• Goal of the exercise: Repeat the material verbatim and drop the pictures.

[start of Records to process]

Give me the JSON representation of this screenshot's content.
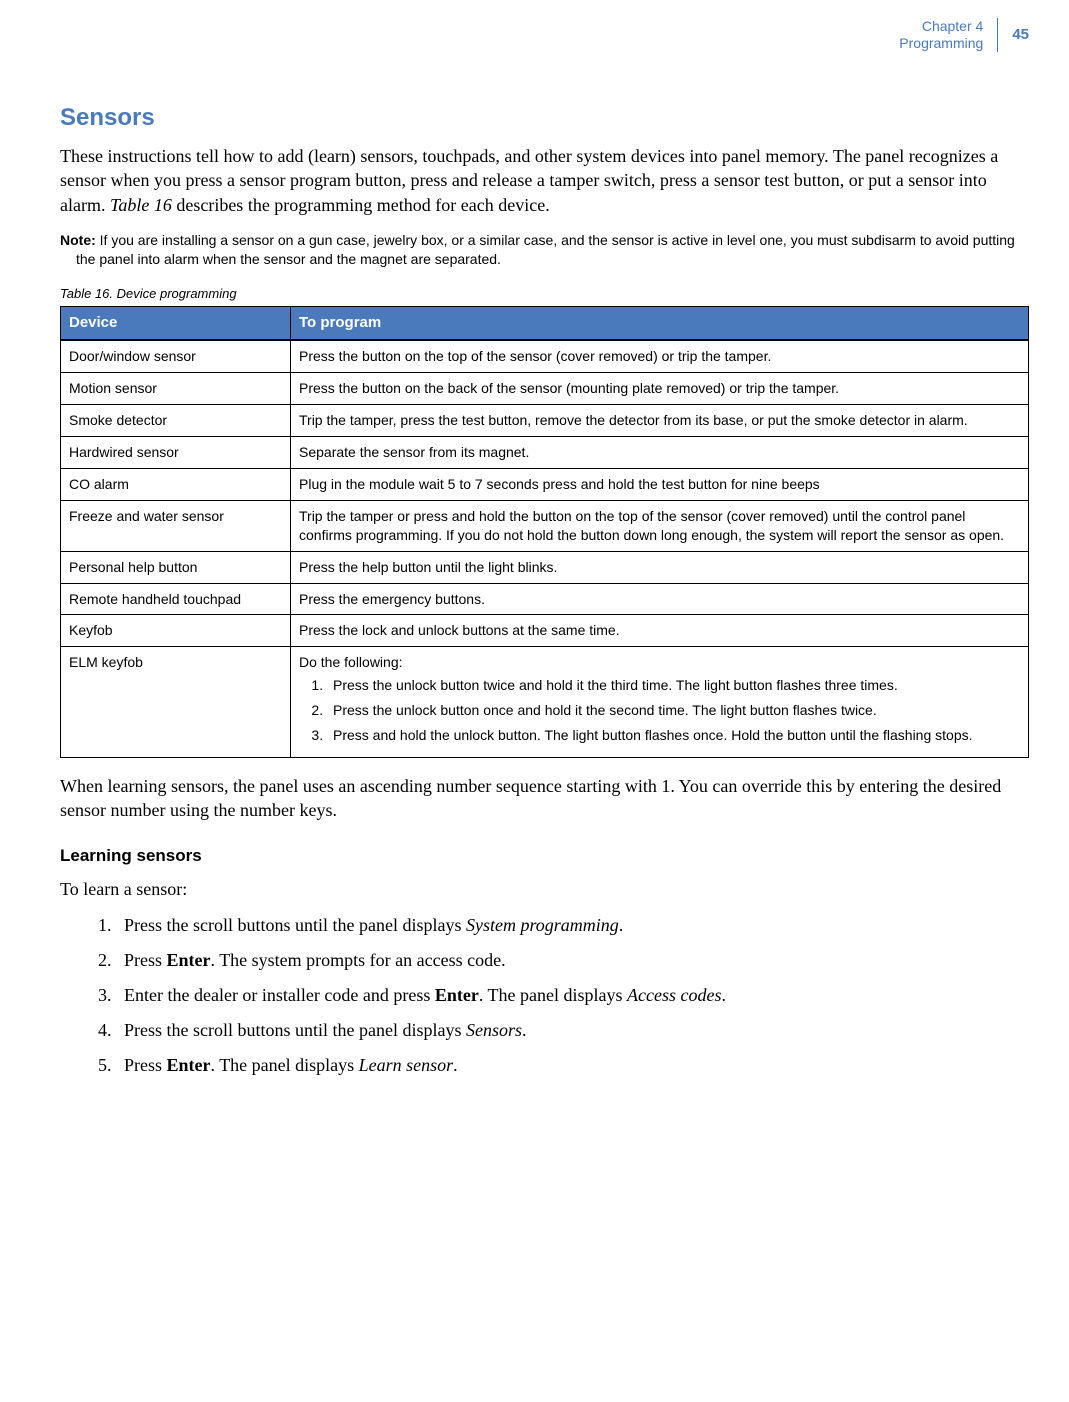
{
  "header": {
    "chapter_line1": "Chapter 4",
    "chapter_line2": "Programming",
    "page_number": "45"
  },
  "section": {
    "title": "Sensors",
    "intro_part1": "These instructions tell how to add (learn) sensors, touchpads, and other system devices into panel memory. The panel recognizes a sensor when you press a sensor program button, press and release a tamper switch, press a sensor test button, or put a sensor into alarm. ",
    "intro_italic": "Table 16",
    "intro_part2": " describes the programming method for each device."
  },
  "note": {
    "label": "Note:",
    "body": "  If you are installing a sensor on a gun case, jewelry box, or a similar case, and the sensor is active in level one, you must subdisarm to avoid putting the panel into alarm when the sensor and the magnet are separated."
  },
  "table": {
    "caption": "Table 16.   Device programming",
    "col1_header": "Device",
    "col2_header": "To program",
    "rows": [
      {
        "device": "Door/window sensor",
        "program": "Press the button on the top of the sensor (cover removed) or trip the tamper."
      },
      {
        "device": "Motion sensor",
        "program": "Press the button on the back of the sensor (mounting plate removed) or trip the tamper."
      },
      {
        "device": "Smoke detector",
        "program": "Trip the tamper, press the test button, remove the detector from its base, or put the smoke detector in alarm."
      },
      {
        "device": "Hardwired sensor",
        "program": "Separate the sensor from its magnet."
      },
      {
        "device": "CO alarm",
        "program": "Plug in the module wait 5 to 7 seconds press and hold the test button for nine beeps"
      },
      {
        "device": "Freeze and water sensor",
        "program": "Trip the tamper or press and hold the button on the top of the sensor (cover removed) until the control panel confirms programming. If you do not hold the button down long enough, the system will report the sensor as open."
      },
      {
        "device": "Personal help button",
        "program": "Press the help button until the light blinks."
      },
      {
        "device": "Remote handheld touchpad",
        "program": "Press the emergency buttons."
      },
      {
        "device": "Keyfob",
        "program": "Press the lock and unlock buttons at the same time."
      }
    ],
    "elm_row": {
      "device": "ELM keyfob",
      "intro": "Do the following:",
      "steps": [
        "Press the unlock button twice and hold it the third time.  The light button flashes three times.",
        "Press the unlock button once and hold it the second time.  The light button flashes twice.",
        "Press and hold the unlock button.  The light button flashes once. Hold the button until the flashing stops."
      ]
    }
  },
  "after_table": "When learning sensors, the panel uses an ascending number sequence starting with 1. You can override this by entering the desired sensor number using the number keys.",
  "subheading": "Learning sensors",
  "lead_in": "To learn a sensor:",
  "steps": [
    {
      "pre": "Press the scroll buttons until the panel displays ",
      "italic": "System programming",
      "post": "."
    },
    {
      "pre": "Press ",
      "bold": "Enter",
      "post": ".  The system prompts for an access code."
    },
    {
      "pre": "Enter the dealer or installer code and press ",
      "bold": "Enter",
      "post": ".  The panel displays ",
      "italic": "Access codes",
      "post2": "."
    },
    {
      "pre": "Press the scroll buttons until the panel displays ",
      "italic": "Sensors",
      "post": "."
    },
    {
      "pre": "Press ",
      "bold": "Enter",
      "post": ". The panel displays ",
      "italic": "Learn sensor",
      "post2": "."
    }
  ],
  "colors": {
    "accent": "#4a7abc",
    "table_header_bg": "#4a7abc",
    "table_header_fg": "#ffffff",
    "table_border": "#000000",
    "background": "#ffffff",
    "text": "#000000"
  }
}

[end of Records to process]

• The reply:
Give me the JSON representation of this screenshot's content.
{
  "header": {
    "chapter_line1": "Chapter 4",
    "chapter_line2": "Programming",
    "page_number": "45"
  },
  "section": {
    "title": "Sensors",
    "intro_part1": "These instructions tell how to add (learn) sensors, touchpads, and other system devices into panel memory. The panel recognizes a sensor when you press a sensor program button, press and release a tamper switch, press a sensor test button, or put a sensor into alarm. ",
    "intro_italic": "Table 16",
    "intro_part2": " describes the programming method for each device."
  },
  "note": {
    "label": "Note:",
    "body": "  If you are installing a sensor on a gun case, jewelry box, or a similar case, and the sensor is active in level one, you must subdisarm to avoid putting the panel into alarm when the sensor and the magnet are separated."
  },
  "table": {
    "caption": "Table 16.   Device programming",
    "col1_header": "Device",
    "col2_header": "To program",
    "rows": [
      {
        "device": "Door/window sensor",
        "program": "Press the button on the top of the sensor (cover removed) or trip the tamper."
      },
      {
        "device": "Motion sensor",
        "program": "Press the button on the back of the sensor (mounting plate removed) or trip the tamper."
      },
      {
        "device": "Smoke detector",
        "program": "Trip the tamper, press the test button, remove the detector from its base, or put the smoke detector in alarm."
      },
      {
        "device": "Hardwired sensor",
        "program": "Separate the sensor from its magnet."
      },
      {
        "device": "CO alarm",
        "program": "Plug in the module wait 5 to 7 seconds press and hold the test button for nine beeps"
      },
      {
        "device": "Freeze and water sensor",
        "program": "Trip the tamper or press and hold the button on the top of the sensor (cover removed) until the control panel confirms programming. If you do not hold the button down long enough, the system will report the sensor as open."
      },
      {
        "device": "Personal help button",
        "program": "Press the help button until the light blinks."
      },
      {
        "device": "Remote handheld touchpad",
        "program": "Press the emergency buttons."
      },
      {
        "device": "Keyfob",
        "program": "Press the lock and unlock buttons at the same time."
      }
    ],
    "elm_row": {
      "device": "ELM keyfob",
      "intro": "Do the following:",
      "steps": [
        "Press the unlock button twice and hold it the third time.  The light button flashes three times.",
        "Press the unlock button once and hold it the second time.  The light button flashes twice.",
        "Press and hold the unlock button.  The light button flashes once. Hold the button until the flashing stops."
      ]
    }
  },
  "after_table": "When learning sensors, the panel uses an ascending number sequence starting with 1. You can override this by entering the desired sensor number using the number keys.",
  "subheading": "Learning sensors",
  "lead_in": "To learn a sensor:",
  "steps": [
    {
      "pre": "Press the scroll buttons until the panel displays ",
      "italic": "System programming",
      "post": "."
    },
    {
      "pre": "Press ",
      "bold": "Enter",
      "post": ".  The system prompts for an access code."
    },
    {
      "pre": "Enter the dealer or installer code and press ",
      "bold": "Enter",
      "post": ".  The panel displays ",
      "italic": "Access codes",
      "post2": "."
    },
    {
      "pre": "Press the scroll buttons until the panel displays ",
      "italic": "Sensors",
      "post": "."
    },
    {
      "pre": "Press ",
      "bold": "Enter",
      "post": ". The panel displays ",
      "italic": "Learn sensor",
      "post2": "."
    }
  ],
  "colors": {
    "accent": "#4a7abc",
    "table_header_bg": "#4a7abc",
    "table_header_fg": "#ffffff",
    "table_border": "#000000",
    "background": "#ffffff",
    "text": "#000000"
  }
}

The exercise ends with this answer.